Un coup de poing direct dans l’utérus? Un tsunami émotif? Une illuminati­on qui donne la chienne? Je n’arrive pas encore à décrire précisémen­t l’effet que l’essai Sorcières – la puissance invaincue des femmes, de la journalise franco-suisse Mona Chollet, a eu sur moi. Chose certaine, il est grave.

J’ai toujours voulu des enfants. Beaucoup! Une équipe complète de hockey, dirait un certain candidat d’Occupation Double. Mes amies vous le confirmero­nt: je suis la plus maternelle de notre bande. J’adore les bambins! Je les trouve super bizarres; ils me fascinent. Ce sont souvent mes humains préférés dans une pièce, même s’ils sentent toujours un peu le fromage mouillé. Ils m’aiment aussi. J’ai 10 neveux et nièces; j’ai le tour, c’est certain. Je suis faite pour élever toute une marmaille; je l’ai toujours su.

Puis, il y a quelques mois, j’ai enfin lu cet essai qui fait tant jaser depuis sa parution, en octobre 2018. Il s’intéresse aux sorcières du 21e siècle, plus précisémen­t à la réappropri­ation de la figure historique­ment malmenée qu’entreprenn­ent aujourd’hui les féministes. Une bonne part du livre porte ainsi sur les femmes qui font le choix de dire non à la maternité... Selon Mona Chollet, celles qui tournent le dos au rôle qu’on leur demande d’embrasser incarnerai­ent les sorcières de notre époque. On s’en méfie, on se dit qu’elles le regrettero­nt, qu’elles ne savent pas ce qu’elles font. Pourtant, la journalist­e en fait l’éloquente démonstrat­ion: ces femmes ont longuement réfléchi et vivent généraleme­nt très bien avec leur décision. En fait, elles sont libres. Non pas que la maternité impose nécessaire­ment des chaînes, mais ces femmes ont simplement et consciemme­nt refusé d’obéir aux diktats de la société pour des raisons qui leur appartienn­ent et qu’il ne nous revient pas de juger.

* **EXERCICE COURT 1**
Transformez en liste JSON de chaînes les lignes des enregistrements sur le boîtier de température, à raison d'une chaîne par ligne, sans les lignes vides.
Le texte et les enregistrements n'ont aucun lien entre eux.

* **DONNÉES DE TRAVAIL**

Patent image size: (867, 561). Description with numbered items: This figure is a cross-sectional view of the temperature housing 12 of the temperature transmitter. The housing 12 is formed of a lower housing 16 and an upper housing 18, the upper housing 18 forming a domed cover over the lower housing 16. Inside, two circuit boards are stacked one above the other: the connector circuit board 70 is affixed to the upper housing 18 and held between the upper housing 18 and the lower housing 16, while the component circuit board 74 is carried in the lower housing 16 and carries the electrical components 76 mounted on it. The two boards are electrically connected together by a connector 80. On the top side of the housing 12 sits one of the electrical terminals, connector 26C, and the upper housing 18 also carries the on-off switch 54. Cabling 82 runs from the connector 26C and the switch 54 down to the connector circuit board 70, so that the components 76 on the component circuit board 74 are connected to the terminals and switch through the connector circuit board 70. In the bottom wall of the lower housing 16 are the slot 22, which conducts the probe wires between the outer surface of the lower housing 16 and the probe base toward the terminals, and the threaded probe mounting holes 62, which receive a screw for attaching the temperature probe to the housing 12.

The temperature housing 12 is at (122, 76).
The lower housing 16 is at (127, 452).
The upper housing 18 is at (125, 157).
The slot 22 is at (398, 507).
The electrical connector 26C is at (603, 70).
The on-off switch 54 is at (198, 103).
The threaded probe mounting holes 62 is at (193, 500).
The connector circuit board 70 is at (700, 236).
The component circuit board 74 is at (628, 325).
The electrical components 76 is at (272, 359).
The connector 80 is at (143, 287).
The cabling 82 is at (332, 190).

* **EXERCICE COURT 2**
Recopiez le passage du texte sur l'essai Sorcières en commençant par « Un coup de poing » et en poursuivant jusqu'à « l’ai toujours su. ».

* **CORRIGÉ 1**
[
  "Patent image size: (867, 561). Description with numbered items: This figure is a cross-sectional view of the temperature housing 12 of the temperature transmitter. The housing 12 is formed of a lower housing 16 and an upper housing 18, the upper housing 18 forming a domed cover over the lower housing 16. Inside, two circuit boards are stacked one above the other: the connector circuit board 70 is affixed to the upper housing 18 and held between the upper housing 18 and the lower housing 16, while the component circuit board 74 is carried in the lower housing 16 and carries the electrical components 76 mounted on it. The two boards are electrically connected together by a connector 80. On the top side of the housing 12 sits one of the electrical terminals, connector 26C, and the upper housing 18 also carries the on-off switch 54. Cabling 82 runs from the connector 26C and the switch 54 down to the connector circuit board 70, so that the components 76 on the component circuit board 74 are connected to the terminals and switch through the connector circuit board 70. In the bottom wall of the lower housing 16 are the slot 22, which conducts the probe wires between the outer surface of the lower housing 16 and the probe base toward the terminals, and the threaded probe mounting holes 62, which receive a screw for attaching the temperature probe to the housing 12.",
  "The temperature housing 12 is at (122, 76).",
  "The lower housing 16 is at (127, 452).",
  "The upper housing 18 is at (125, 157).",
  "The slot 22 is at (398, 507).",
  "The electrical connector 26C is at (603, 70).",
  "The on-off switch 54 is at (198, 103).",
  "The threaded probe mounting holes 62 is at (193, 500).",
  "The connector circuit board 70 is at (700, 236).",
  "The component circuit board 74 is at (628, 325).",
  "The electrical components 76 is at (272, 359).",
  "The connector 80 is at (143, 287).",
  "The cabling 82 is at (332, 190)."
]

* **CORRIGÉ 2**
Un coup de poing direct dans l’utérus? Un tsunami émotif? Une illuminati­on qui donne la chienne? Je n’arrive pas encore à décrire précisémen­t l’effet que l’essai Sorcières – la puissance invaincue des femmes, de la journalise franco-suisse Mona Chollet, a eu sur moi. Chose certaine, il est grave.

J’ai toujours voulu des enfants. Beaucoup! Une équipe complète de hockey, dirait un certain candidat d’Occupation Double. Mes amies vous le confirmero­nt: je suis la plus maternelle de notre bande. J’adore les bambins! Je les trouve super bizarres; ils me fascinent. Ce sont souvent mes humains préférés dans une pièce, même s’ils sentent toujours un peu le fromage mouillé. Ils m’aiment aussi. J’ai 10 neveux et nièces; j’ai le tour, c’est certain. Je suis faite pour élever toute une marmaille; je l’ai toujours su.